SET TASK: In the material below, list every line carrying the string "aerogel".

[Extracts from a graphics dataset]
──────────────────────────────
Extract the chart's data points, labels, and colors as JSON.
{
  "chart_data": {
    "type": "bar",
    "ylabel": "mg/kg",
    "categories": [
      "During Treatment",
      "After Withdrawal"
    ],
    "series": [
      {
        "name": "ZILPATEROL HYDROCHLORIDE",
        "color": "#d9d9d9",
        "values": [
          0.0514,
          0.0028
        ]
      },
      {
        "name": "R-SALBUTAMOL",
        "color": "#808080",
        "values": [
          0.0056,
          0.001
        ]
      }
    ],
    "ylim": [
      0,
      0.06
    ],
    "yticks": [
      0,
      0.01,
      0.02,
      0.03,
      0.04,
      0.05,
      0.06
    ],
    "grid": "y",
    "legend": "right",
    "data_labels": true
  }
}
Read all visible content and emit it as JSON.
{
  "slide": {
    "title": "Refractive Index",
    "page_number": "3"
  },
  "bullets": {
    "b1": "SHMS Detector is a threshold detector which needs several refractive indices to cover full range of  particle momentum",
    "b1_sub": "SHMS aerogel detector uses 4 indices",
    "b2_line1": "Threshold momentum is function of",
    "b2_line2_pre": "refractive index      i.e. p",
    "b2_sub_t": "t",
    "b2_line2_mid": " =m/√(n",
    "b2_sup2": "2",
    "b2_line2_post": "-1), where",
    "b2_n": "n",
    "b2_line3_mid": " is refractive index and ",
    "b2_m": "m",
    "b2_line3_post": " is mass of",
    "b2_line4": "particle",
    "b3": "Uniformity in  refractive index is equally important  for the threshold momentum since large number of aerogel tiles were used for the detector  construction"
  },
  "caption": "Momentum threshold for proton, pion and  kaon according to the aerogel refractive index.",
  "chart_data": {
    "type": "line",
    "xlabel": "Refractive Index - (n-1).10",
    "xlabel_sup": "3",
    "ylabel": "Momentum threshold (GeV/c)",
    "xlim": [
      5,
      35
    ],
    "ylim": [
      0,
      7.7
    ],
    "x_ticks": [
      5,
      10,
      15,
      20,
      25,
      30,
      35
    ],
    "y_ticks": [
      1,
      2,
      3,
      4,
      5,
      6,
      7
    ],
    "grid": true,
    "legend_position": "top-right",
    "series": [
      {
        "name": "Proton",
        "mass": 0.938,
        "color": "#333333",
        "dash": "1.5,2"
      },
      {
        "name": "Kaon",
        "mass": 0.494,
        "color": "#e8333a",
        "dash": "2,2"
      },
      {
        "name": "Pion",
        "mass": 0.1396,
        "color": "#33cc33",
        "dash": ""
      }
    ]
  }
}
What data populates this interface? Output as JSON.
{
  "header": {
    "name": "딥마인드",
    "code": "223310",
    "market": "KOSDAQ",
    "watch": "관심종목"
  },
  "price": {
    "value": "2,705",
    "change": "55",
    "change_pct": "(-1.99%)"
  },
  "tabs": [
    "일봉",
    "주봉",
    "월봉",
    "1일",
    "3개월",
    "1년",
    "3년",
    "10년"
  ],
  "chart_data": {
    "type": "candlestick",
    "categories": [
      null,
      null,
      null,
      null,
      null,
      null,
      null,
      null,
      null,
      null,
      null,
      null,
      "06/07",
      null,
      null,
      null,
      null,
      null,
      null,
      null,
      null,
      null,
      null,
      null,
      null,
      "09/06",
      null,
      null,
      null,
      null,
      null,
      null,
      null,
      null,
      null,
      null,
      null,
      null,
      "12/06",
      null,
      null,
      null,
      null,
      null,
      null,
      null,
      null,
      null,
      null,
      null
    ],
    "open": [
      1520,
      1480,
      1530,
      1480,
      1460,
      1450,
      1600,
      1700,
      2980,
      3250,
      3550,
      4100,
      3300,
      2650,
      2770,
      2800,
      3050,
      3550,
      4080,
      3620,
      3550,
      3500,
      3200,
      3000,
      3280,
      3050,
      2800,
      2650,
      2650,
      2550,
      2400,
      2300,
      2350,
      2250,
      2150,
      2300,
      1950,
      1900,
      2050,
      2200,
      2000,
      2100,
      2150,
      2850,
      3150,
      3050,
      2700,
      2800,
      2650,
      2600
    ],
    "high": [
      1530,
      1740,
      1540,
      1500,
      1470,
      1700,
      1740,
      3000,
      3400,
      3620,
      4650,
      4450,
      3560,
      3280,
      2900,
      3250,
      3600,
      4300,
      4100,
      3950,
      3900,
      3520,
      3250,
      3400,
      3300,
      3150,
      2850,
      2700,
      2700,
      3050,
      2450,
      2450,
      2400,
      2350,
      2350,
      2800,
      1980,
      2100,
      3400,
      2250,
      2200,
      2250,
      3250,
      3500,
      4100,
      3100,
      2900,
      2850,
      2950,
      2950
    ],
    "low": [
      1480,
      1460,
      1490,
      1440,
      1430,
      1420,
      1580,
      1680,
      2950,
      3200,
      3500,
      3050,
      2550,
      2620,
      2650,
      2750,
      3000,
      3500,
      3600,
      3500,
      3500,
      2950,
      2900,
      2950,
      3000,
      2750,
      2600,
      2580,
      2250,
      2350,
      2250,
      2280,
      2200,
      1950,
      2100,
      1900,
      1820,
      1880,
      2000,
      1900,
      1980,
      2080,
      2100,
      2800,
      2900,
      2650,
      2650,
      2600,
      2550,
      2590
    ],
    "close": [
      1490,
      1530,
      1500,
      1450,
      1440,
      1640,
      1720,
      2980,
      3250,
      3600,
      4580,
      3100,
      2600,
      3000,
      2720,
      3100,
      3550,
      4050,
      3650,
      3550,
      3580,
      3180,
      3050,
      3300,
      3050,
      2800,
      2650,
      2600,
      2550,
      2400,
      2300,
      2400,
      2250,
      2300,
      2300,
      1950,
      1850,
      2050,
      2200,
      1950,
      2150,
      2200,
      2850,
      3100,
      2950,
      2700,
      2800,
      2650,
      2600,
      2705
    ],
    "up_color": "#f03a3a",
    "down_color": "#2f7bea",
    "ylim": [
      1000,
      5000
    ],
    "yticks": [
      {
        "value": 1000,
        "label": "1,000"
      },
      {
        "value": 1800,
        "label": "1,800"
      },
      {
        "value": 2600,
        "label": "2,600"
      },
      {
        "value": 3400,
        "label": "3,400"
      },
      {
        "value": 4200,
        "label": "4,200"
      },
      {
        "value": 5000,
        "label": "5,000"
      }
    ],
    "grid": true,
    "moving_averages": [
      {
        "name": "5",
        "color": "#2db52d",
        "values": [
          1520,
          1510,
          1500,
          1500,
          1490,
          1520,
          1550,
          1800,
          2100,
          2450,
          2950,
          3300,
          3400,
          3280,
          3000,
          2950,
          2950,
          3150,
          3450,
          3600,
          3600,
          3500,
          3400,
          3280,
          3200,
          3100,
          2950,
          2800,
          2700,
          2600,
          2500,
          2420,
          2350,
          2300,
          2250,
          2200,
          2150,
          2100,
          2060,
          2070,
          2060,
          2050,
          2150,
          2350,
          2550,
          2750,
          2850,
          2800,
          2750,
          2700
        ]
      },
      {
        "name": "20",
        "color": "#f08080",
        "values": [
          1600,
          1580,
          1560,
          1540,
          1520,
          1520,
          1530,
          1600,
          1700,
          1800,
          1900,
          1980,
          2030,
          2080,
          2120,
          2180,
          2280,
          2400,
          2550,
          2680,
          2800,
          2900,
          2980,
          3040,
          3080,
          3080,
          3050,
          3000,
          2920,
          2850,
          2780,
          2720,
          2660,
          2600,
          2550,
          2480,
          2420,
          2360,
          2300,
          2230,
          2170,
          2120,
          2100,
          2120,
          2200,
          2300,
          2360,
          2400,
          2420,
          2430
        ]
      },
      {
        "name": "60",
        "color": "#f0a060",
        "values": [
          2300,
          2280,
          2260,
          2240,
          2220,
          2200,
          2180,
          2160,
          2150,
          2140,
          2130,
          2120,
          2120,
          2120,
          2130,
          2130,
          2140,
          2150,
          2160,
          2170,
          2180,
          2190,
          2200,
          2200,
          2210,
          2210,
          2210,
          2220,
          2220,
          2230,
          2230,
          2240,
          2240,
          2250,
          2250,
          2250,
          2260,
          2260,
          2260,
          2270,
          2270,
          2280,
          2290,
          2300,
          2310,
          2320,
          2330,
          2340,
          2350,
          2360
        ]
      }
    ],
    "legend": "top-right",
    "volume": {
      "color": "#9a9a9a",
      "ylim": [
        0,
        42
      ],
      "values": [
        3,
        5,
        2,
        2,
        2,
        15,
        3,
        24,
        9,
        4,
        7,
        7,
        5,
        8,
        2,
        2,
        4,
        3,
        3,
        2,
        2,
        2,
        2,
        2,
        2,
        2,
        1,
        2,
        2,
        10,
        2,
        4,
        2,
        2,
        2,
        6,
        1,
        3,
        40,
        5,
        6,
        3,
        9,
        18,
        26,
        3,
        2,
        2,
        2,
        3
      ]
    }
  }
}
──────────────────────────────
EXERCISE RESULT:
    "b1_sub": "SHMS aerogel detector uses 4 indices",
    "b3": "Uniformity in  refractive index is equally important  for the threshold momentum since large number of aerogel tiles were used for the detector  construction"
  "caption": "Momentum threshold for proton, pion and  kaon according to the aerogel refractive index.",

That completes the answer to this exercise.